--- Start Records for this exercise ---

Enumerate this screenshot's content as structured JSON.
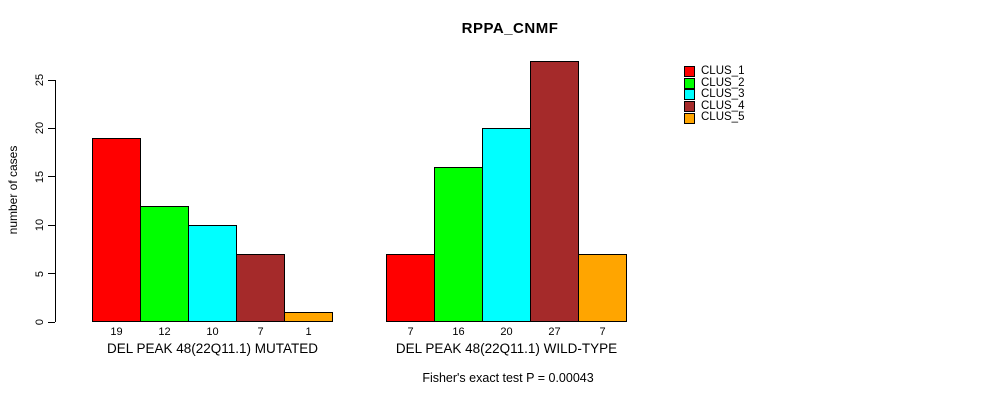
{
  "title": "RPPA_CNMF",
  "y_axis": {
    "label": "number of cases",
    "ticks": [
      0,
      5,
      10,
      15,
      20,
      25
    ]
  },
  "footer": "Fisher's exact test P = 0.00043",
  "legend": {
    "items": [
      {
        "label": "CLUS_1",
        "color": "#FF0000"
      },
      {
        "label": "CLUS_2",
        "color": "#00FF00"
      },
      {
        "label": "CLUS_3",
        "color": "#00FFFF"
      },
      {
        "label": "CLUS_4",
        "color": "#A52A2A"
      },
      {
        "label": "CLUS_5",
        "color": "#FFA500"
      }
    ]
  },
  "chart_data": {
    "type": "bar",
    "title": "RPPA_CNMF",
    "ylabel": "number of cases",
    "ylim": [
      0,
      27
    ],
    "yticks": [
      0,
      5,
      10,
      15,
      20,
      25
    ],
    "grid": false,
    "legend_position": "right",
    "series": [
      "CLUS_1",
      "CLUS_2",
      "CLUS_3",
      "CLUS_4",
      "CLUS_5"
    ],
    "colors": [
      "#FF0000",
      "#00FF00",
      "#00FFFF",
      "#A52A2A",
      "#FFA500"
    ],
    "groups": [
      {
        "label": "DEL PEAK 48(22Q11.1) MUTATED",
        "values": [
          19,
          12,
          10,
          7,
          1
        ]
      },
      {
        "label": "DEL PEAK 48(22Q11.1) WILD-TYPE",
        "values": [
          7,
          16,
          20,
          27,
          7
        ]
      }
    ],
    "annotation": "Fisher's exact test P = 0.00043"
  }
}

--- End Records for this exercise ---
--- Start Records for this exercise ---

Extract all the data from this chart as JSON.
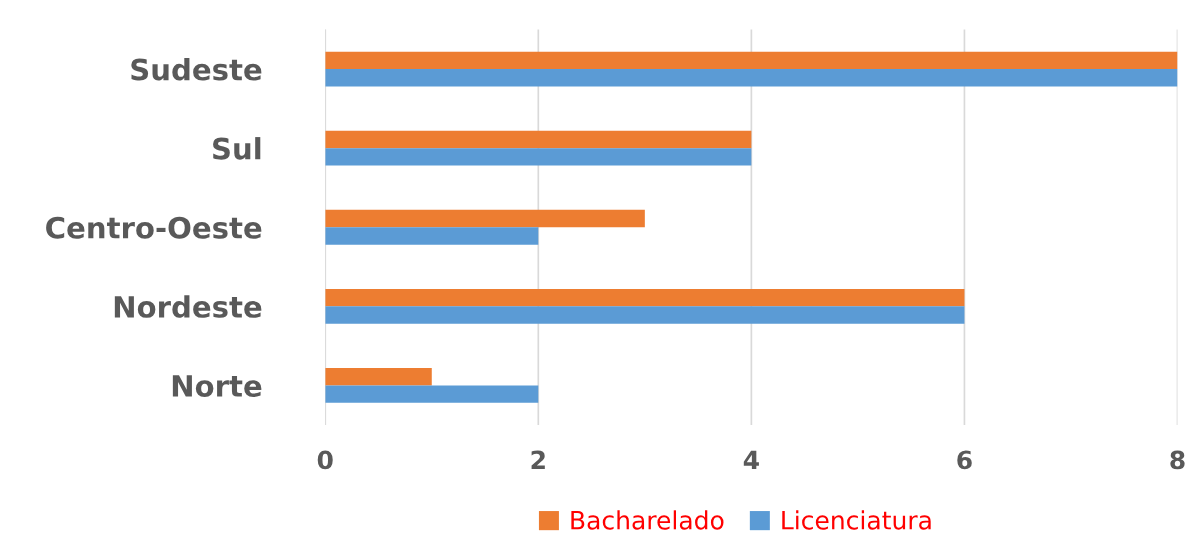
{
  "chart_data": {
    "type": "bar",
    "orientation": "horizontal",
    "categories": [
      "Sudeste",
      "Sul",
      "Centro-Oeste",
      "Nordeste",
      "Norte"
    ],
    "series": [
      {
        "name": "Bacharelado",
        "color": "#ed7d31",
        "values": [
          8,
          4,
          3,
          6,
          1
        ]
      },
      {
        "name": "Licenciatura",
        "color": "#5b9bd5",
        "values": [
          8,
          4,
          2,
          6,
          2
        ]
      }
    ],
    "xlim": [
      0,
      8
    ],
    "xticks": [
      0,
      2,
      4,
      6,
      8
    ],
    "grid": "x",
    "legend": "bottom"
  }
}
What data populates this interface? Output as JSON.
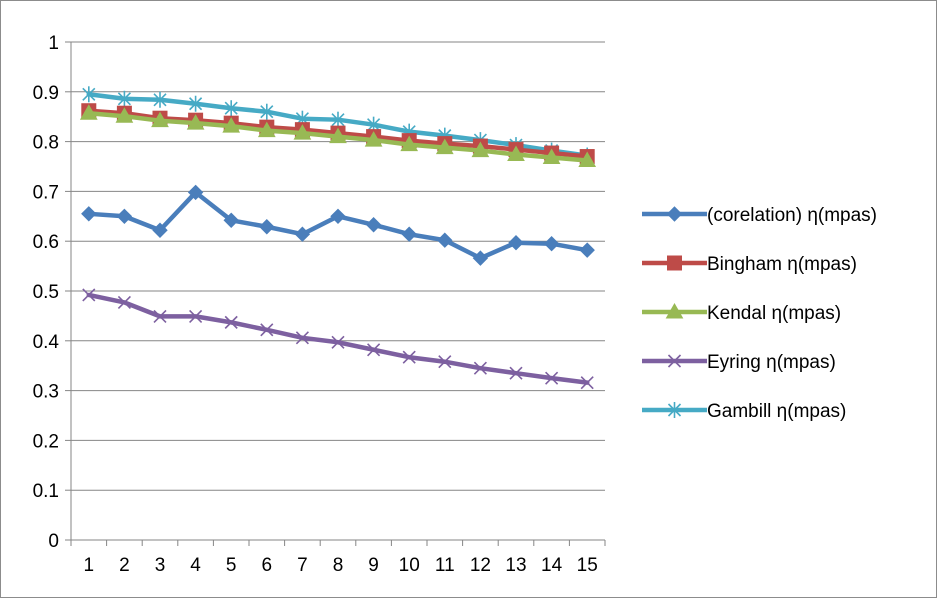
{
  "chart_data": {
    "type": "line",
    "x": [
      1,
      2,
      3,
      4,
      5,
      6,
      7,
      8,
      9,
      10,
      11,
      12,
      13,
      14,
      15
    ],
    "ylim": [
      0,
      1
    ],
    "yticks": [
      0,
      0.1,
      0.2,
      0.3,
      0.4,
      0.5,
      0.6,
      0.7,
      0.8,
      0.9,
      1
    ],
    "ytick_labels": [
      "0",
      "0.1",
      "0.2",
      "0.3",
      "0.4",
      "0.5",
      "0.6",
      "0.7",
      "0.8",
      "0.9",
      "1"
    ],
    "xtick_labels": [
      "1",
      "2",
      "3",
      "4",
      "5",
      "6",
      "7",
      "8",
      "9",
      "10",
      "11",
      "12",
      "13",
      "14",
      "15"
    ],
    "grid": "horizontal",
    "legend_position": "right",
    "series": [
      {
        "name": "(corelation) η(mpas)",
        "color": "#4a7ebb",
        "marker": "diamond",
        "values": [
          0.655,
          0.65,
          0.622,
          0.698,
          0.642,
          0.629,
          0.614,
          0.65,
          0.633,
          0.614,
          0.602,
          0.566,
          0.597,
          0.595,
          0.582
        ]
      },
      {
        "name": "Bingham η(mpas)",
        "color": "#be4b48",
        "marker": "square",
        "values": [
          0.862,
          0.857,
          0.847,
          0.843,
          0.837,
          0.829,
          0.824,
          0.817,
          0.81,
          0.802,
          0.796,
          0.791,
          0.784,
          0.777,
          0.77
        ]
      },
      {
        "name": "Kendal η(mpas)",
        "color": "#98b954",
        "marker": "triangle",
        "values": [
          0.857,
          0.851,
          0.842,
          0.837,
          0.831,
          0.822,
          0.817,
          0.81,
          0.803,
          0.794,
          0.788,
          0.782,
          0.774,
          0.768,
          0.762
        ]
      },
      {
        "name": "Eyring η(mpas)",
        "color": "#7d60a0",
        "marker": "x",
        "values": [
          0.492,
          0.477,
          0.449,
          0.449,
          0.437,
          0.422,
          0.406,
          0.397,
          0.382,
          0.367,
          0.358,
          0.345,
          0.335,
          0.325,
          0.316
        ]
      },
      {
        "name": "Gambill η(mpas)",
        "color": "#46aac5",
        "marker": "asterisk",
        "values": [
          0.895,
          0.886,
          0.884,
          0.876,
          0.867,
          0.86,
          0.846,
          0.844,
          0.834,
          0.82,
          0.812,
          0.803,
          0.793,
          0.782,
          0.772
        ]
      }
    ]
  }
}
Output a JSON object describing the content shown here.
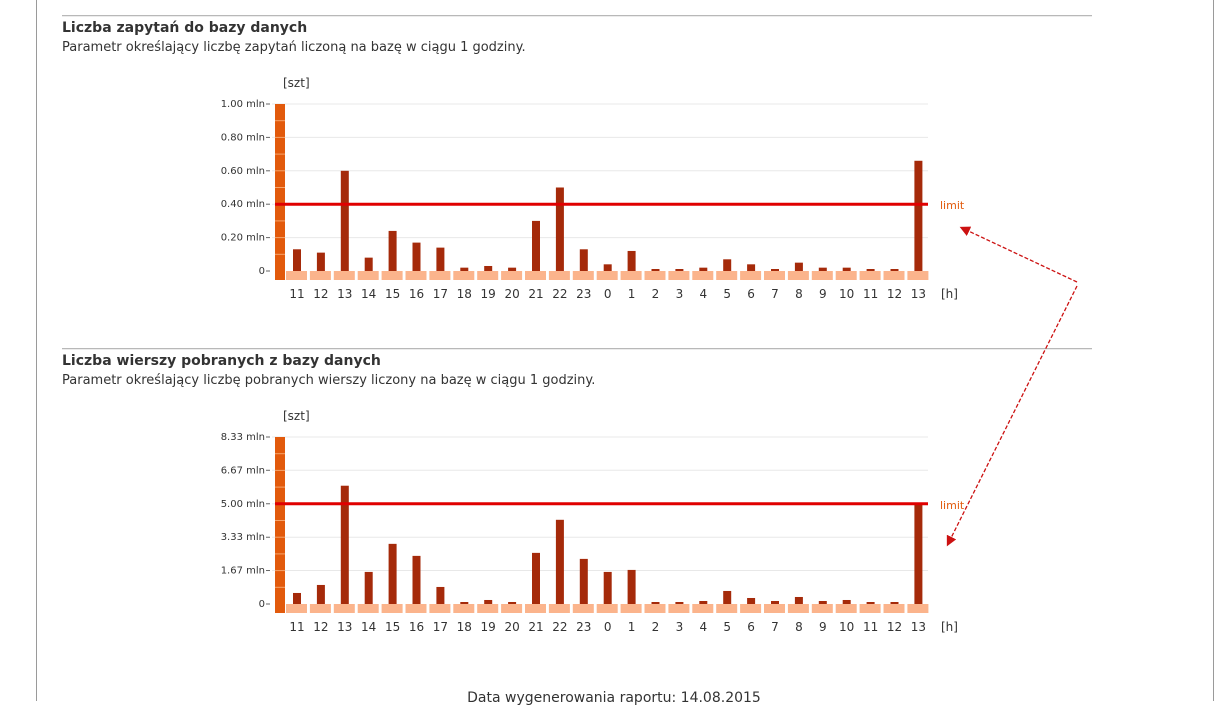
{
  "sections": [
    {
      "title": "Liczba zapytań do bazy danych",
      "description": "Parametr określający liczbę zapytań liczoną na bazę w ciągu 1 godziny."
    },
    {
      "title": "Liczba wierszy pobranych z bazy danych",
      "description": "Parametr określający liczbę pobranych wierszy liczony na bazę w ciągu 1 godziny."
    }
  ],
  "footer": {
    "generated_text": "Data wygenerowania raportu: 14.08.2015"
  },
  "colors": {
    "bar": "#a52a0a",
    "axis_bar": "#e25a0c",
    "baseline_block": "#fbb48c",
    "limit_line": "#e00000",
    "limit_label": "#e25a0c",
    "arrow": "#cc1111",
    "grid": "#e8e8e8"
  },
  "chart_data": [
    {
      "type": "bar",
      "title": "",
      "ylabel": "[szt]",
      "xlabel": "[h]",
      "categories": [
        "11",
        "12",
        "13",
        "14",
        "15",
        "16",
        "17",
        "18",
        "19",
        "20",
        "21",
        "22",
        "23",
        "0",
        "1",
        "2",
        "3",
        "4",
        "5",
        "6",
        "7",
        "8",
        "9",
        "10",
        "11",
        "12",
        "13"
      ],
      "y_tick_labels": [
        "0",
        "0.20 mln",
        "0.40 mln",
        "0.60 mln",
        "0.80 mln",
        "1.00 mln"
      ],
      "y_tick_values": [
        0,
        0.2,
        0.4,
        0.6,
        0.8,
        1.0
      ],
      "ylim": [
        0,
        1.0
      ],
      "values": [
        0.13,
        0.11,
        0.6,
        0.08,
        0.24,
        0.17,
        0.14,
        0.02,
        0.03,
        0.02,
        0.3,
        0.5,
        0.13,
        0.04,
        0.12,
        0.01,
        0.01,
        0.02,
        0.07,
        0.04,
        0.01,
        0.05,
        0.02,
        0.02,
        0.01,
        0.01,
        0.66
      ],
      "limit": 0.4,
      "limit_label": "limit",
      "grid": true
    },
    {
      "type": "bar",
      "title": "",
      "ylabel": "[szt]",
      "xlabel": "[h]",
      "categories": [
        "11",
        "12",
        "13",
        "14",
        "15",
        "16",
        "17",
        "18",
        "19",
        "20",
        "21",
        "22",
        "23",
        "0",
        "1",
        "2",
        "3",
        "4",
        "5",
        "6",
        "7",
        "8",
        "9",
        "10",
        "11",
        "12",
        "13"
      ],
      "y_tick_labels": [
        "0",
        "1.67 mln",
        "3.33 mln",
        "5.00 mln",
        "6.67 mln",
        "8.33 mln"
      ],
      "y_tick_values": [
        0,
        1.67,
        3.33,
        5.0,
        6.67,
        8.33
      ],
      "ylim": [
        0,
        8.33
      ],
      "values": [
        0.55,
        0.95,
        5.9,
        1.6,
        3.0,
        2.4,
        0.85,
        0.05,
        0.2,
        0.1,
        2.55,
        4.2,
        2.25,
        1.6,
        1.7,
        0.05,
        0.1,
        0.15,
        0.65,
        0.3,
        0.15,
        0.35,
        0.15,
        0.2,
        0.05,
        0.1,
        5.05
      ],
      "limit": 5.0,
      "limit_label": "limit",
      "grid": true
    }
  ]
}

--- End Records for this exercise ---

## Task instructions:
Using the listing above, return all lines where the word "ciągu" occurs.

## Response:
      "description": "Parametr określający liczbę zapytań liczoną na bazę w ciągu 1 godziny."
      "description": "Parametr określający liczbę pobranych wierszy liczony na bazę w ciągu 1 godziny."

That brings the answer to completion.